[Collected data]
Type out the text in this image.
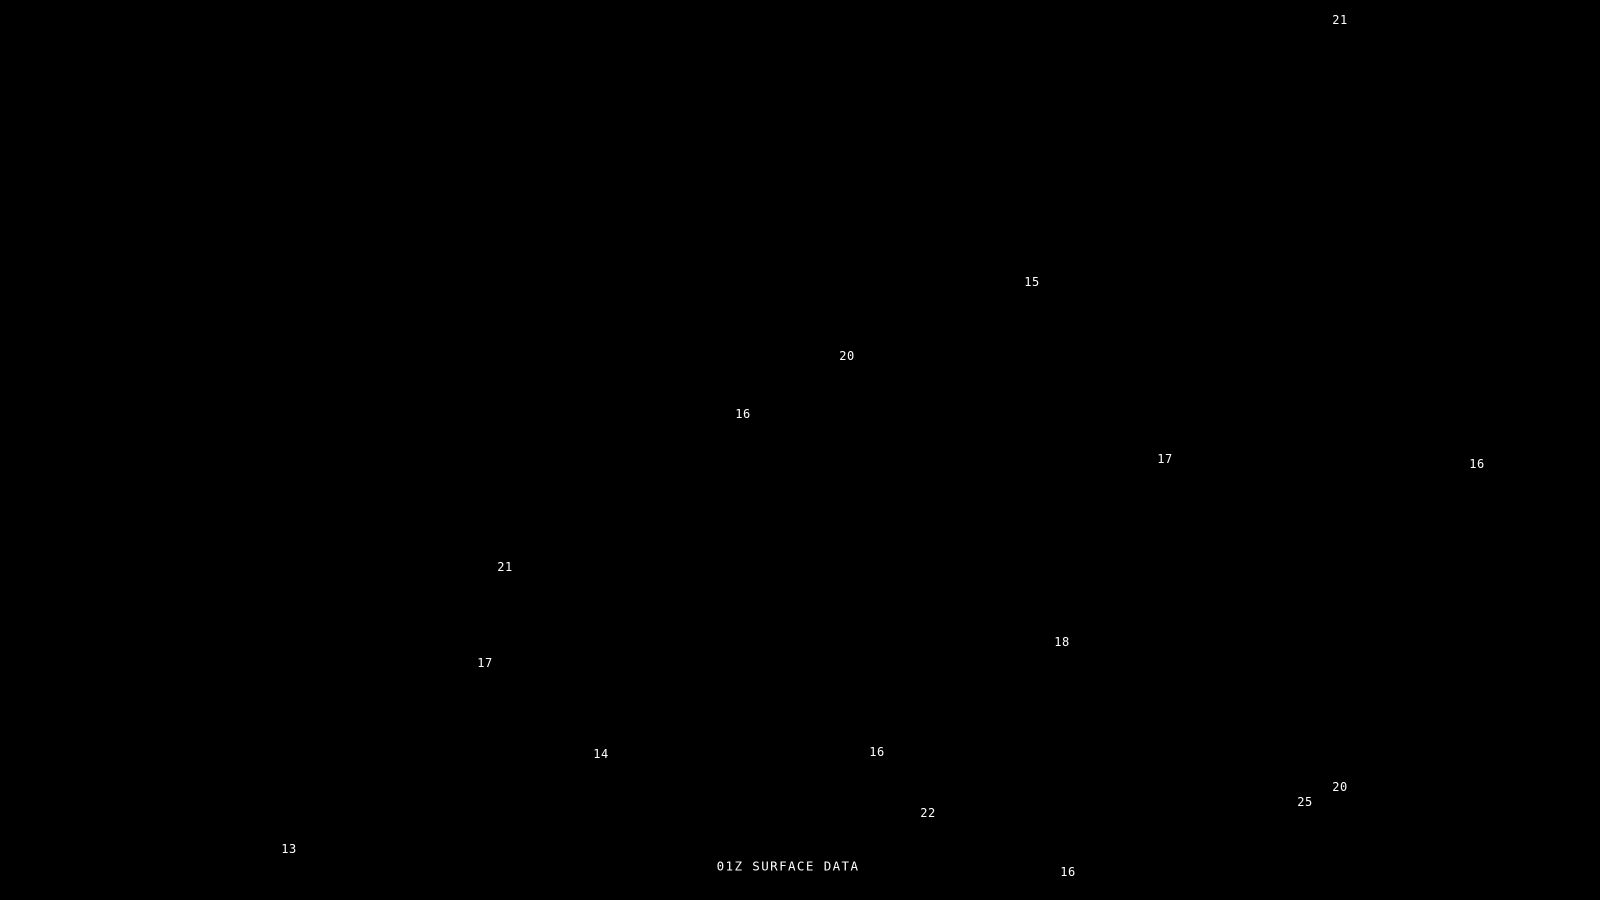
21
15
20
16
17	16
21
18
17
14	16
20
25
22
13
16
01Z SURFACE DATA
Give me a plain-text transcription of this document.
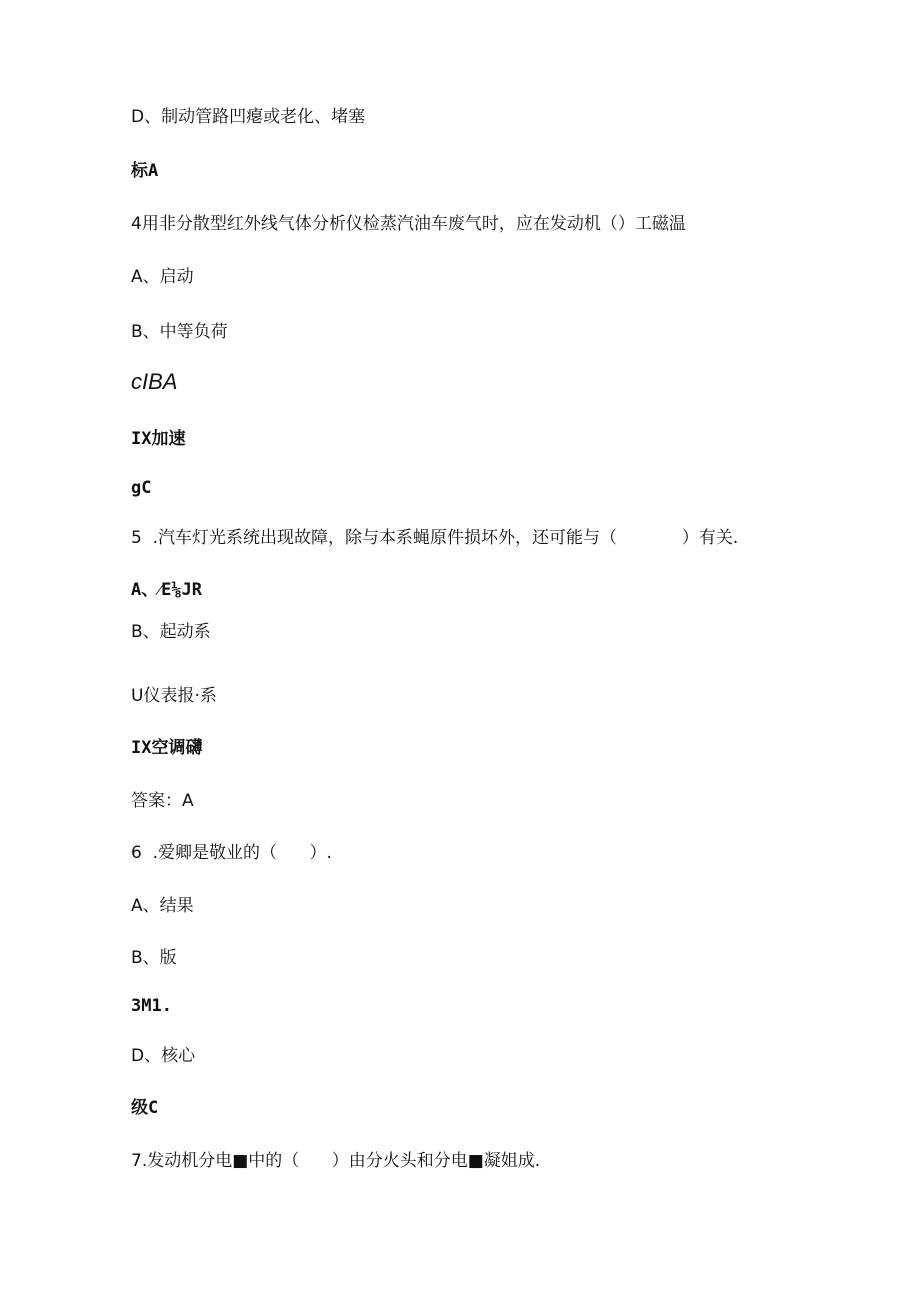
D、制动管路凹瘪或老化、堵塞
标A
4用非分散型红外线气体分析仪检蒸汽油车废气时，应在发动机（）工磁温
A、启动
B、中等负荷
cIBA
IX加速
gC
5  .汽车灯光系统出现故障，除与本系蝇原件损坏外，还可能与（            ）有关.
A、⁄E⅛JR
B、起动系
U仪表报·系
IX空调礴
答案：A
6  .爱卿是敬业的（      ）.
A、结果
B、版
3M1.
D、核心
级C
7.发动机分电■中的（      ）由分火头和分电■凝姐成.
---
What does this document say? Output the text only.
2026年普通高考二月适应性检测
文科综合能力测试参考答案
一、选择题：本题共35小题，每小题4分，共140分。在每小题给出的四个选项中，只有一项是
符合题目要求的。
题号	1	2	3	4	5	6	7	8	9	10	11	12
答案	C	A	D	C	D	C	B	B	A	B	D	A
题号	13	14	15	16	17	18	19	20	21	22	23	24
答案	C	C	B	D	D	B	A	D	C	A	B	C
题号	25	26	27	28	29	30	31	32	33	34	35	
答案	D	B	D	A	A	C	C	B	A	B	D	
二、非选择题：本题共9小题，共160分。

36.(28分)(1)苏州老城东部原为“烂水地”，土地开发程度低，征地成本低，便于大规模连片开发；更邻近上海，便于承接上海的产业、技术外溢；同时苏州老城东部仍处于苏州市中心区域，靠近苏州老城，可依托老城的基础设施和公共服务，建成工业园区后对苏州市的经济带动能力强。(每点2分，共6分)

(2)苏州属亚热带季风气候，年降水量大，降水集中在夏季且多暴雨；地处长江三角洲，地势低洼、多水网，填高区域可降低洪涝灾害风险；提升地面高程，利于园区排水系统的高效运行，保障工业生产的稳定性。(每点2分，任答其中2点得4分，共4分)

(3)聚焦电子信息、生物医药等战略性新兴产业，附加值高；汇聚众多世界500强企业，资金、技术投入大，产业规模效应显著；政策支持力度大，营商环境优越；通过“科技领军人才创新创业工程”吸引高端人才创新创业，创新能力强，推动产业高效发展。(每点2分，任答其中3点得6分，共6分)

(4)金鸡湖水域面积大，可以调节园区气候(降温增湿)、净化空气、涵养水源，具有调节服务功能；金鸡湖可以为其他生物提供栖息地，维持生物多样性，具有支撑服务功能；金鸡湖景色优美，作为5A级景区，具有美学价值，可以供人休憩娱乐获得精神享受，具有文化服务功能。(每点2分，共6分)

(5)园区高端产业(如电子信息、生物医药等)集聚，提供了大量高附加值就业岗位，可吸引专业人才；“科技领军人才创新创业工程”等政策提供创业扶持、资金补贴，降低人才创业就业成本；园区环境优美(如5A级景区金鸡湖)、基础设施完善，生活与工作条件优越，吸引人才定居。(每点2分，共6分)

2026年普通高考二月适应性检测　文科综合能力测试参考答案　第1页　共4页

## DO THIS
What is the number of lines in the listing that include the word "document"? Give that number and nothing else.

## TASK RESPONSE
2